◆ **Extracts from a graphics dataset**:
— Start —

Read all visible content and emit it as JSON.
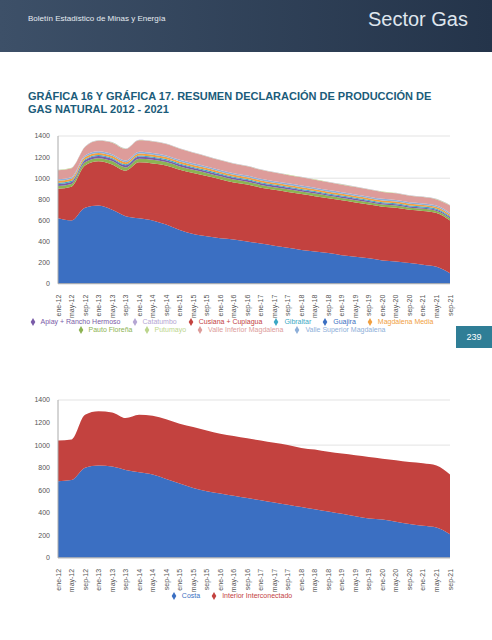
{
  "page": {
    "header_left": "Boletín Estadístico de Minas y Energía",
    "header_right": "Sector Gas",
    "title": "GRÁFICA 16 Y GRÁFICA 17. RESUMEN DECLARACIÓN DE PRODUCCIÓN DE GAS NATURAL 2012 - 2021",
    "page_number": "239"
  },
  "chart_data": [
    {
      "type": "area",
      "stacked": true,
      "grid": true,
      "legend": "bottom",
      "ylim": [
        0,
        1400
      ],
      "yticks": [
        0,
        200,
        400,
        600,
        800,
        1000,
        1200,
        1400
      ],
      "categories": [
        "ene-12",
        "may-12",
        "sep-12",
        "ene-13",
        "may-13",
        "sep-13",
        "ene-14",
        "may-14",
        "sep-14",
        "ene-15",
        "may-15",
        "sep-15",
        "ene-16",
        "may-16",
        "sep-16",
        "ene-17",
        "may-17",
        "sep-17",
        "ene-18",
        "may-18",
        "sep-18",
        "ene-19",
        "may-19",
        "sep-19",
        "ene-20",
        "may-20",
        "sep-20",
        "ene-21",
        "may-21",
        "sep-21"
      ],
      "series": [
        {
          "name": "Guajira",
          "color": "#3b6fc2",
          "values": [
            620,
            600,
            720,
            740,
            700,
            640,
            620,
            600,
            560,
            510,
            470,
            450,
            430,
            420,
            400,
            380,
            360,
            340,
            320,
            305,
            290,
            270,
            255,
            240,
            220,
            210,
            195,
            180,
            160,
            100
          ]
        },
        {
          "name": "Cusiana + Cupiagua",
          "color": "#c3423f",
          "values": [
            280,
            320,
            400,
            420,
            430,
            430,
            530,
            540,
            560,
            570,
            580,
            570,
            560,
            540,
            540,
            530,
            530,
            530,
            530,
            525,
            520,
            520,
            515,
            510,
            510,
            510,
            505,
            510,
            510,
            500
          ]
        },
        {
          "name": "Pauto Floreña",
          "color": "#8db353",
          "values": [
            25,
            25,
            30,
            30,
            32,
            32,
            35,
            35,
            33,
            32,
            30,
            30,
            28,
            28,
            27,
            26,
            25,
            25,
            24,
            24,
            23,
            23,
            22,
            22,
            21,
            21,
            20,
            20,
            20,
            20
          ]
        },
        {
          "name": "Apiay + Rancho Hermoso",
          "color": "#7a5ba8",
          "values": [
            20,
            20,
            20,
            20,
            20,
            20,
            20,
            18,
            18,
            18,
            17,
            17,
            16,
            16,
            15,
            15,
            15,
            14,
            14,
            14,
            13,
            13,
            13,
            12,
            12,
            12,
            12,
            11,
            11,
            11
          ]
        },
        {
          "name": "Gibraltar",
          "color": "#3ba8c4",
          "values": [
            10,
            10,
            10,
            10,
            10,
            10,
            10,
            10,
            10,
            10,
            10,
            10,
            10,
            10,
            10,
            10,
            10,
            10,
            10,
            10,
            10,
            10,
            10,
            10,
            10,
            10,
            10,
            10,
            10,
            10
          ]
        },
        {
          "name": "Magdalena Media",
          "color": "#f1a040",
          "values": [
            20,
            20,
            20,
            20,
            20,
            20,
            20,
            20,
            20,
            19,
            19,
            19,
            18,
            18,
            18,
            18,
            17,
            17,
            17,
            17,
            16,
            16,
            16,
            16,
            16,
            15,
            15,
            15,
            15,
            15
          ]
        },
        {
          "name": "Valle Superior Magdalena",
          "color": "#8eafd9",
          "values": [
            15,
            15,
            15,
            15,
            15,
            15,
            15,
            15,
            15,
            15,
            15,
            15,
            15,
            15,
            15,
            15,
            15,
            15,
            15,
            15,
            15,
            15,
            15,
            15,
            15,
            15,
            15,
            15,
            15,
            15
          ]
        },
        {
          "name": "Valle Inferior Magdalena",
          "color": "#dd9c9a",
          "values": [
            85,
            85,
            80,
            100,
            110,
            110,
            110,
            110,
            108,
            105,
            100,
            95,
            92,
            90,
            88,
            85,
            82,
            80,
            78,
            76,
            74,
            72,
            70,
            68,
            66,
            64,
            62,
            60,
            58,
            70
          ]
        },
        {
          "name": "Putumayo",
          "color": "#bcd58d",
          "values": [
            3,
            3,
            3,
            3,
            3,
            3,
            3,
            3,
            3,
            3,
            3,
            3,
            3,
            3,
            3,
            3,
            3,
            3,
            3,
            3,
            3,
            3,
            3,
            3,
            3,
            3,
            3,
            3,
            3,
            3
          ]
        },
        {
          "name": "Catatumbo",
          "color": "#b5a6d3",
          "values": [
            2,
            2,
            2,
            2,
            2,
            2,
            2,
            2,
            2,
            2,
            2,
            2,
            2,
            2,
            2,
            2,
            2,
            2,
            2,
            2,
            2,
            2,
            2,
            2,
            2,
            2,
            2,
            2,
            2,
            2
          ]
        }
      ]
    },
    {
      "type": "area",
      "stacked": true,
      "grid": true,
      "legend": "bottom",
      "ylim": [
        0,
        1400
      ],
      "yticks": [
        0,
        200,
        400,
        600,
        800,
        1000,
        1200,
        1400
      ],
      "categories": [
        "ene-12",
        "may-12",
        "sep-12",
        "ene-13",
        "may-13",
        "sep-13",
        "ene-14",
        "may-14",
        "sep-14",
        "ene-15",
        "may-15",
        "sep-15",
        "ene-16",
        "may-16",
        "sep-16",
        "ene-17",
        "may-17",
        "sep-17",
        "ene-18",
        "may-18",
        "sep-18",
        "ene-19",
        "may-19",
        "sep-19",
        "ene-20",
        "may-20",
        "sep-20",
        "ene-21",
        "may-21",
        "sep-21"
      ],
      "series": [
        {
          "name": "Costa",
          "color": "#3b6fc2",
          "values": [
            680,
            690,
            800,
            820,
            810,
            780,
            760,
            740,
            700,
            660,
            620,
            590,
            570,
            550,
            530,
            510,
            490,
            470,
            450,
            430,
            410,
            390,
            370,
            350,
            340,
            320,
            300,
            285,
            270,
            210
          ]
        },
        {
          "name": "Interior Interconectado",
          "color": "#c3423f",
          "values": [
            360,
            360,
            470,
            480,
            480,
            460,
            510,
            520,
            530,
            530,
            540,
            540,
            530,
            530,
            530,
            530,
            530,
            530,
            525,
            530,
            530,
            535,
            540,
            545,
            540,
            545,
            550,
            555,
            550,
            530
          ]
        }
      ]
    }
  ]
}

— End —

◆ **TO DO**: Of the lines above, how many hold the word "color"? Say the number alone.

◆ **SOLUTION BELOW**: 12